• _SHORT EXERCISE_
Quote the entries in full, character for character, without their images.

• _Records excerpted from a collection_
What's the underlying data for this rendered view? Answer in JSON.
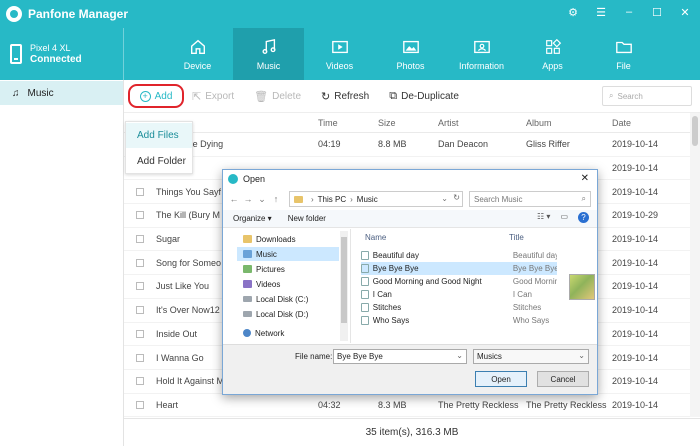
{
  "app": {
    "title": "Panfone Manager"
  },
  "device": {
    "name": "Pixel 4 XL",
    "status": "Connected"
  },
  "nav": [
    {
      "label": "Device",
      "icon": "home-icon"
    },
    {
      "label": "Music",
      "icon": "music-note-icon"
    },
    {
      "label": "Videos",
      "icon": "video-icon"
    },
    {
      "label": "Photos",
      "icon": "photo-icon"
    },
    {
      "label": "Information",
      "icon": "contact-card-icon"
    },
    {
      "label": "Apps",
      "icon": "apps-grid-icon"
    },
    {
      "label": "File",
      "icon": "folder-icon"
    }
  ],
  "sidebar": {
    "items": [
      {
        "label": "Music",
        "icon": "music-note-icon"
      }
    ]
  },
  "toolbar": {
    "add": "Add",
    "export": "Export",
    "delete": "Delete",
    "refresh": "Refresh",
    "dedupe": "De-Duplicate",
    "search_placeholder": "Search"
  },
  "dropdown": {
    "items": [
      "Add Files",
      "Add Folder"
    ]
  },
  "table": {
    "headers": {
      "time": "Time",
      "size": "Size",
      "artist": "Artist",
      "album": "Album",
      "date": "Date"
    },
    "rows": [
      {
        "name": "Was Done Dying",
        "time": "04:19",
        "size": "8.8 MB",
        "artist": "Dan Deacon",
        "album": "Gliss Riffer",
        "date": "2019-10-14"
      },
      {
        "name": "",
        "time": "",
        "size": "",
        "artist": "",
        "album": "",
        "date": "2019-10-14"
      },
      {
        "name": "Things You Sayf",
        "time": "",
        "size": "",
        "artist": "",
        "album": "",
        "date": "2019-10-14"
      },
      {
        "name": "The Kill (Bury M",
        "time": "",
        "size": "",
        "artist": "",
        "album": "",
        "date": "2019-10-29"
      },
      {
        "name": "Sugar",
        "time": "",
        "size": "",
        "artist": "",
        "album": "",
        "date": "2019-10-14"
      },
      {
        "name": "Song for Someo",
        "time": "",
        "size": "",
        "artist": "",
        "album": "",
        "date": "2019-10-14"
      },
      {
        "name": "Just Like You",
        "time": "",
        "size": "",
        "artist": "",
        "album": "",
        "date": "2019-10-14"
      },
      {
        "name": "It's Over Now12",
        "time": "",
        "size": "",
        "artist": "",
        "album": "",
        "date": "2019-10-14"
      },
      {
        "name": "Inside Out",
        "time": "",
        "size": "",
        "artist": "",
        "album": "",
        "date": "2019-10-14"
      },
      {
        "name": "I Wanna Go",
        "time": "",
        "size": "",
        "artist": "",
        "album": "",
        "date": "2019-10-14"
      },
      {
        "name": "Hold It Against M",
        "time": "",
        "size": "",
        "artist": "",
        "album": "",
        "date": "2019-10-14"
      },
      {
        "name": "Heart",
        "time": "04:32",
        "size": "8.3 MB",
        "artist": "The Pretty Reckless",
        "album": "The Pretty Reckless",
        "date": "2019-10-14"
      }
    ]
  },
  "footer": {
    "summary": "35 item(s), 316.3 MB"
  },
  "dialog": {
    "title": "Open",
    "path": [
      "This PC",
      "Music"
    ],
    "search_placeholder": "Search Music",
    "organize": "Organize ▾",
    "new_folder": "New folder",
    "tree": [
      {
        "label": "Downloads",
        "icon": "folder"
      },
      {
        "label": "Music",
        "icon": "music",
        "selected": true
      },
      {
        "label": "Pictures",
        "icon": "pics"
      },
      {
        "label": "Videos",
        "icon": "video"
      },
      {
        "label": "Local Disk (C:)",
        "icon": "disk"
      },
      {
        "label": "Local Disk (D:)",
        "icon": "disk"
      },
      {
        "label": "Network",
        "icon": "net"
      }
    ],
    "columns": {
      "name": "Name",
      "title": "Title"
    },
    "files": [
      {
        "name": "Beautiful day",
        "title": "Beautiful day"
      },
      {
        "name": "Bye Bye Bye",
        "title": "Bye Bye Bye",
        "selected": true
      },
      {
        "name": "Good Morning and Good Night",
        "title": "Good Morning"
      },
      {
        "name": "I Can",
        "title": "I Can"
      },
      {
        "name": "Stitches",
        "title": "Stitches"
      },
      {
        "name": "Who Says",
        "title": "Who Says"
      }
    ],
    "filename_label": "File name:",
    "filename_value": "Bye Bye Bye",
    "filetype": "Musics",
    "open": "Open",
    "cancel": "Cancel"
  },
  "colors": {
    "accent": "#27b9c6",
    "accent_dark": "#1f9fac",
    "highlight": "#e0242b"
  }
}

• _WRITTEN REPLY_
What's the underlying data for this rendered view? Answer in JSON.
{
  "app": {
    "title": "Panfone Manager"
  },
  "device": {
    "name": "Pixel 4 XL",
    "status": "Connected"
  },
  "nav": [
    {
      "label": "Device",
      "icon": "home-icon"
    },
    {
      "label": "Music",
      "icon": "music-note-icon"
    },
    {
      "label": "Videos",
      "icon": "video-icon"
    },
    {
      "label": "Photos",
      "icon": "photo-icon"
    },
    {
      "label": "Information",
      "icon": "contact-card-icon"
    },
    {
      "label": "Apps",
      "icon": "apps-grid-icon"
    },
    {
      "label": "File",
      "icon": "folder-icon"
    }
  ],
  "sidebar": {
    "items": [
      {
        "label": "Music",
        "icon": "music-note-icon"
      }
    ]
  },
  "toolbar": {
    "add": "Add",
    "export": "Export",
    "delete": "Delete",
    "refresh": "Refresh",
    "dedupe": "De-Duplicate",
    "search_placeholder": "Search"
  },
  "dropdown": {
    "items": [
      "Add Files",
      "Add Folder"
    ]
  },
  "table": {
    "headers": {
      "time": "Time",
      "size": "Size",
      "artist": "Artist",
      "album": "Album",
      "date": "Date"
    },
    "rows": [
      {
        "name": "Was Done Dying",
        "time": "04:19",
        "size": "8.8 MB",
        "artist": "Dan Deacon",
        "album": "Gliss Riffer",
        "date": "2019-10-14"
      },
      {
        "name": "",
        "time": "",
        "size": "",
        "artist": "",
        "album": "",
        "date": "2019-10-14"
      },
      {
        "name": "Things You Sayf",
        "time": "",
        "size": "",
        "artist": "",
        "album": "",
        "date": "2019-10-14"
      },
      {
        "name": "The Kill (Bury M",
        "time": "",
        "size": "",
        "artist": "",
        "album": "",
        "date": "2019-10-29"
      },
      {
        "name": "Sugar",
        "time": "",
        "size": "",
        "artist": "",
        "album": "",
        "date": "2019-10-14"
      },
      {
        "name": "Song for Someo",
        "time": "",
        "size": "",
        "artist": "",
        "album": "",
        "date": "2019-10-14"
      },
      {
        "name": "Just Like You",
        "time": "",
        "size": "",
        "artist": "",
        "album": "",
        "date": "2019-10-14"
      },
      {
        "name": "It's Over Now12",
        "time": "",
        "size": "",
        "artist": "",
        "album": "",
        "date": "2019-10-14"
      },
      {
        "name": "Inside Out",
        "time": "",
        "size": "",
        "artist": "",
        "album": "",
        "date": "2019-10-14"
      },
      {
        "name": "I Wanna Go",
        "time": "",
        "size": "",
        "artist": "",
        "album": "",
        "date": "2019-10-14"
      },
      {
        "name": "Hold It Against M",
        "time": "",
        "size": "",
        "artist": "",
        "album": "",
        "date": "2019-10-14"
      },
      {
        "name": "Heart",
        "time": "04:32",
        "size": "8.3 MB",
        "artist": "The Pretty Reckless",
        "album": "The Pretty Reckless",
        "date": "2019-10-14"
      }
    ]
  },
  "footer": {
    "summary": "35 item(s), 316.3 MB"
  },
  "dialog": {
    "title": "Open",
    "path": [
      "This PC",
      "Music"
    ],
    "search_placeholder": "Search Music",
    "organize": "Organize ▾",
    "new_folder": "New folder",
    "tree": [
      {
        "label": "Downloads",
        "icon": "folder"
      },
      {
        "label": "Music",
        "icon": "music",
        "selected": true
      },
      {
        "label": "Pictures",
        "icon": "pics"
      },
      {
        "label": "Videos",
        "icon": "video"
      },
      {
        "label": "Local Disk (C:)",
        "icon": "disk"
      },
      {
        "label": "Local Disk (D:)",
        "icon": "disk"
      },
      {
        "label": "Network",
        "icon": "net"
      }
    ],
    "columns": {
      "name": "Name",
      "title": "Title"
    },
    "files": [
      {
        "name": "Beautiful day",
        "title": "Beautiful day"
      },
      {
        "name": "Bye Bye Bye",
        "title": "Bye Bye Bye",
        "selected": true
      },
      {
        "name": "Good Morning and Good Night",
        "title": "Good Morning"
      },
      {
        "name": "I Can",
        "title": "I Can"
      },
      {
        "name": "Stitches",
        "title": "Stitches"
      },
      {
        "name": "Who Says",
        "title": "Who Says"
      }
    ],
    "filename_label": "File name:",
    "filename_value": "Bye Bye Bye",
    "filetype": "Musics",
    "open": "Open",
    "cancel": "Cancel"
  },
  "colors": {
    "accent": "#27b9c6",
    "accent_dark": "#1f9fac",
    "highlight": "#e0242b"
  }
}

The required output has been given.